__Task description__. All of the entries must be reproduced exactly, with no images carried over.

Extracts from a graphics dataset
____________

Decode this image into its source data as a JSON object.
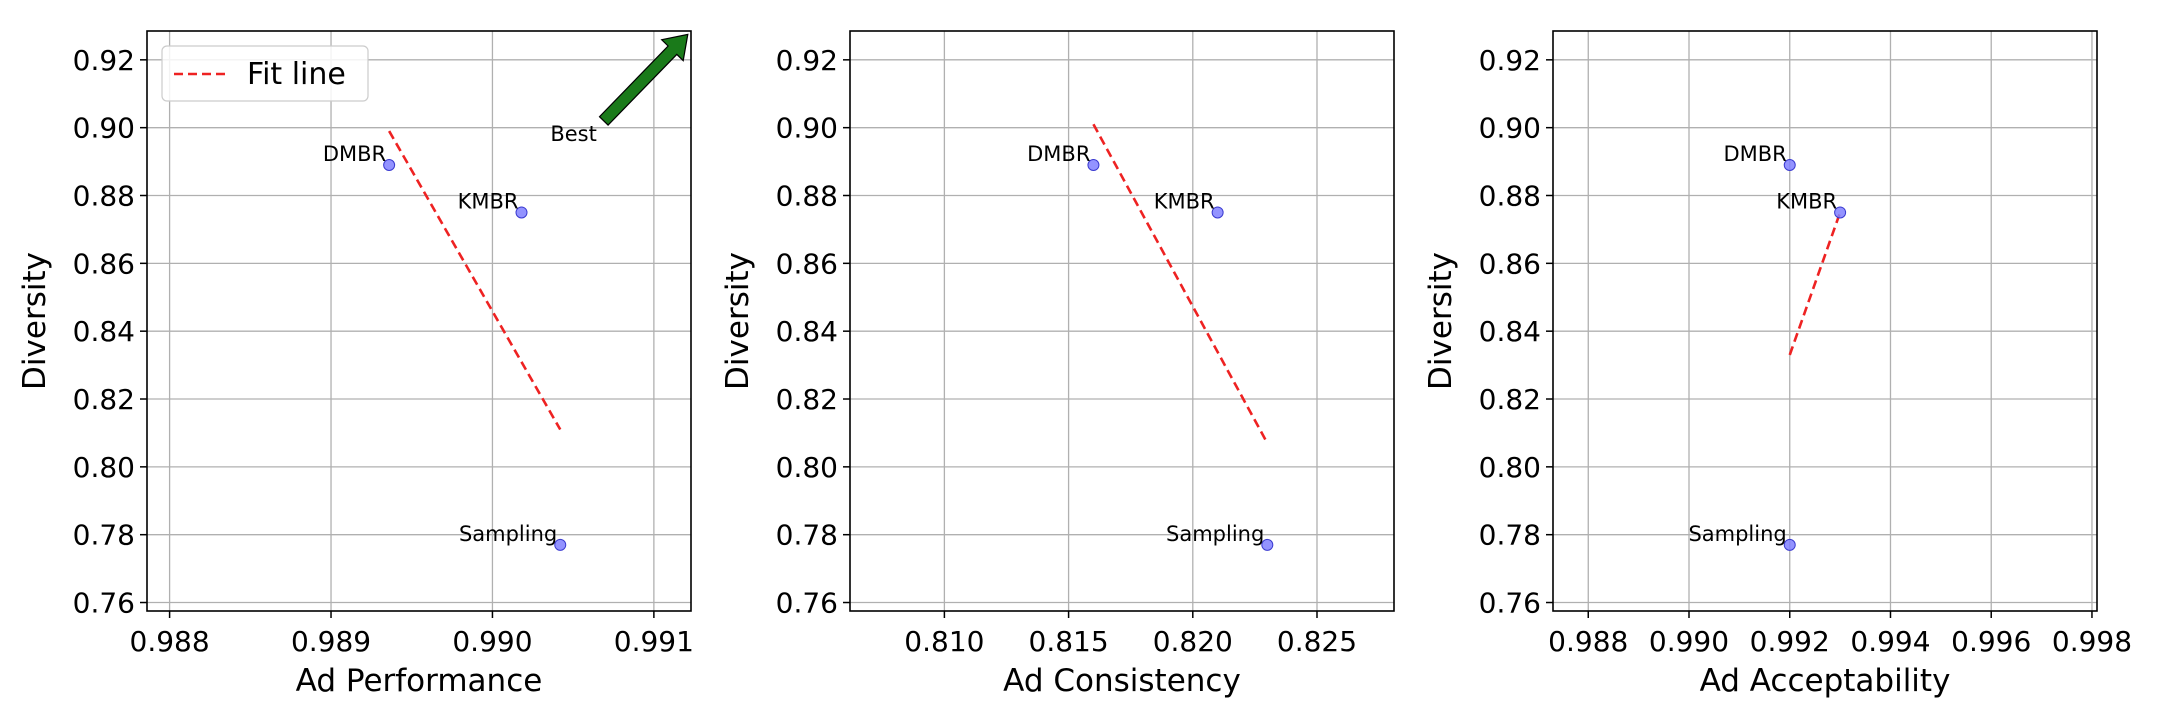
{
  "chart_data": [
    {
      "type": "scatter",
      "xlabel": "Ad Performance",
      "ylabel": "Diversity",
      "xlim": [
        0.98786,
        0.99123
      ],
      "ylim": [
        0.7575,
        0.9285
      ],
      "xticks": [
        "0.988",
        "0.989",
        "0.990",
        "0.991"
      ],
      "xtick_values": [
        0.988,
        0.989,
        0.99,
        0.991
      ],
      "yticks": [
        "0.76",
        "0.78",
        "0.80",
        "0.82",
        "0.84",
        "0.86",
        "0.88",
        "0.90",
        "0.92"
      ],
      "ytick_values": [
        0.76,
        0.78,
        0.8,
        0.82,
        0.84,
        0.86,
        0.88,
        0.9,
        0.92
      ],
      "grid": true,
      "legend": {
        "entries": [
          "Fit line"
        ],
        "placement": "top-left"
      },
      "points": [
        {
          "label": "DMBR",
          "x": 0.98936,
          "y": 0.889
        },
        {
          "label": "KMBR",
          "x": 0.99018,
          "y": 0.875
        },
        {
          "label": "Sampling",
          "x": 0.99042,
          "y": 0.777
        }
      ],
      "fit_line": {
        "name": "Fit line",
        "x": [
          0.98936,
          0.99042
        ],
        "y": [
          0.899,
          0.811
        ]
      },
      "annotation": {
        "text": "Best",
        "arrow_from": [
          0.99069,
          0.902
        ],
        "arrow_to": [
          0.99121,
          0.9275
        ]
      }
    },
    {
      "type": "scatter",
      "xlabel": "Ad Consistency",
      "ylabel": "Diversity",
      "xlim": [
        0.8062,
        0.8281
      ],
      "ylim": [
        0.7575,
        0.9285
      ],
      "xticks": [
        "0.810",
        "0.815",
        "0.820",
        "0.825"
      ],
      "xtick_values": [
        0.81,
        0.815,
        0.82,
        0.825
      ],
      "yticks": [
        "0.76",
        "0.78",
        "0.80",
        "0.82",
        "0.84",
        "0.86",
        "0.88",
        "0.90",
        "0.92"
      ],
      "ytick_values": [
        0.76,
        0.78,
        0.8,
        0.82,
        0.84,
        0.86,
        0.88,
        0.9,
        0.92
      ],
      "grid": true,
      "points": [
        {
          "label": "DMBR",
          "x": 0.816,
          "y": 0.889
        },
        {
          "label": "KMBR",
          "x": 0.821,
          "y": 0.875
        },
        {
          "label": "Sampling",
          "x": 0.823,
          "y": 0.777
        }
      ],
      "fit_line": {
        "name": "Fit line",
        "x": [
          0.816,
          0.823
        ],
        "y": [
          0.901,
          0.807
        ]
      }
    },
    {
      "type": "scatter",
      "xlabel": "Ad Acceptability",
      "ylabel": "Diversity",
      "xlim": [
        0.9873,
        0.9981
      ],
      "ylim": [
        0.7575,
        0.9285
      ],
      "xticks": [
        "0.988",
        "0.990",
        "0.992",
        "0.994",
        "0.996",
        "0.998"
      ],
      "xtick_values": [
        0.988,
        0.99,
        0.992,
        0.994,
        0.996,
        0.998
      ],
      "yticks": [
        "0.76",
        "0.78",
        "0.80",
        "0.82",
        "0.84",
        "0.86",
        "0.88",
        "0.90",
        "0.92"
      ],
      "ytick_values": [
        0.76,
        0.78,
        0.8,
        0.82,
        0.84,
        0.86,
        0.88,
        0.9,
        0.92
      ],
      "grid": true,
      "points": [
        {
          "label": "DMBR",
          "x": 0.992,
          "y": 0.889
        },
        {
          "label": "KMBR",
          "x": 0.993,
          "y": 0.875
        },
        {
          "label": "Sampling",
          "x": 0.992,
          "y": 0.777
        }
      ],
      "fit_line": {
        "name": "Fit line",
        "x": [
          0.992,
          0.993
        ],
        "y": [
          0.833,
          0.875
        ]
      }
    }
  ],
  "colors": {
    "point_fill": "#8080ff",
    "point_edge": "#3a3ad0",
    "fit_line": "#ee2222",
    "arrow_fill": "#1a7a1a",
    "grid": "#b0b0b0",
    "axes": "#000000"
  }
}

____________

__Right answer__.
Decode this image into its source data as a JSON object.
{
  "chart_data": [
    {
      "type": "scatter",
      "xlabel": "Ad Performance",
      "ylabel": "Diversity",
      "xlim": [
        0.98786,
        0.99123
      ],
      "ylim": [
        0.7575,
        0.9285
      ],
      "xticks": [
        "0.988",
        "0.989",
        "0.990",
        "0.991"
      ],
      "xtick_values": [
        0.988,
        0.989,
        0.99,
        0.991
      ],
      "yticks": [
        "0.76",
        "0.78",
        "0.80",
        "0.82",
        "0.84",
        "0.86",
        "0.88",
        "0.90",
        "0.92"
      ],
      "ytick_values": [
        0.76,
        0.78,
        0.8,
        0.82,
        0.84,
        0.86,
        0.88,
        0.9,
        0.92
      ],
      "grid": true,
      "legend": {
        "entries": [
          "Fit line"
        ],
        "placement": "top-left"
      },
      "points": [
        {
          "label": "DMBR",
          "x": 0.98936,
          "y": 0.889
        },
        {
          "label": "KMBR",
          "x": 0.99018,
          "y": 0.875
        },
        {
          "label": "Sampling",
          "x": 0.99042,
          "y": 0.777
        }
      ],
      "fit_line": {
        "name": "Fit line",
        "x": [
          0.98936,
          0.99042
        ],
        "y": [
          0.899,
          0.811
        ]
      },
      "annotation": {
        "text": "Best",
        "arrow_from": [
          0.99069,
          0.902
        ],
        "arrow_to": [
          0.99121,
          0.9275
        ]
      }
    },
    {
      "type": "scatter",
      "xlabel": "Ad Consistency",
      "ylabel": "Diversity",
      "xlim": [
        0.8062,
        0.8281
      ],
      "ylim": [
        0.7575,
        0.9285
      ],
      "xticks": [
        "0.810",
        "0.815",
        "0.820",
        "0.825"
      ],
      "xtick_values": [
        0.81,
        0.815,
        0.82,
        0.825
      ],
      "yticks": [
        "0.76",
        "0.78",
        "0.80",
        "0.82",
        "0.84",
        "0.86",
        "0.88",
        "0.90",
        "0.92"
      ],
      "ytick_values": [
        0.76,
        0.78,
        0.8,
        0.82,
        0.84,
        0.86,
        0.88,
        0.9,
        0.92
      ],
      "grid": true,
      "points": [
        {
          "label": "DMBR",
          "x": 0.816,
          "y": 0.889
        },
        {
          "label": "KMBR",
          "x": 0.821,
          "y": 0.875
        },
        {
          "label": "Sampling",
          "x": 0.823,
          "y": 0.777
        }
      ],
      "fit_line": {
        "name": "Fit line",
        "x": [
          0.816,
          0.823
        ],
        "y": [
          0.901,
          0.807
        ]
      }
    },
    {
      "type": "scatter",
      "xlabel": "Ad Acceptability",
      "ylabel": "Diversity",
      "xlim": [
        0.9873,
        0.9981
      ],
      "ylim": [
        0.7575,
        0.9285
      ],
      "xticks": [
        "0.988",
        "0.990",
        "0.992",
        "0.994",
        "0.996",
        "0.998"
      ],
      "xtick_values": [
        0.988,
        0.99,
        0.992,
        0.994,
        0.996,
        0.998
      ],
      "yticks": [
        "0.76",
        "0.78",
        "0.80",
        "0.82",
        "0.84",
        "0.86",
        "0.88",
        "0.90",
        "0.92"
      ],
      "ytick_values": [
        0.76,
        0.78,
        0.8,
        0.82,
        0.84,
        0.86,
        0.88,
        0.9,
        0.92
      ],
      "grid": true,
      "points": [
        {
          "label": "DMBR",
          "x": 0.992,
          "y": 0.889
        },
        {
          "label": "KMBR",
          "x": 0.993,
          "y": 0.875
        },
        {
          "label": "Sampling",
          "x": 0.992,
          "y": 0.777
        }
      ],
      "fit_line": {
        "name": "Fit line",
        "x": [
          0.992,
          0.993
        ],
        "y": [
          0.833,
          0.875
        ]
      }
    }
  ],
  "colors": {
    "point_fill": "#8080ff",
    "point_edge": "#3a3ad0",
    "fit_line": "#ee2222",
    "arrow_fill": "#1a7a1a",
    "grid": "#b0b0b0",
    "axes": "#000000"
  }
}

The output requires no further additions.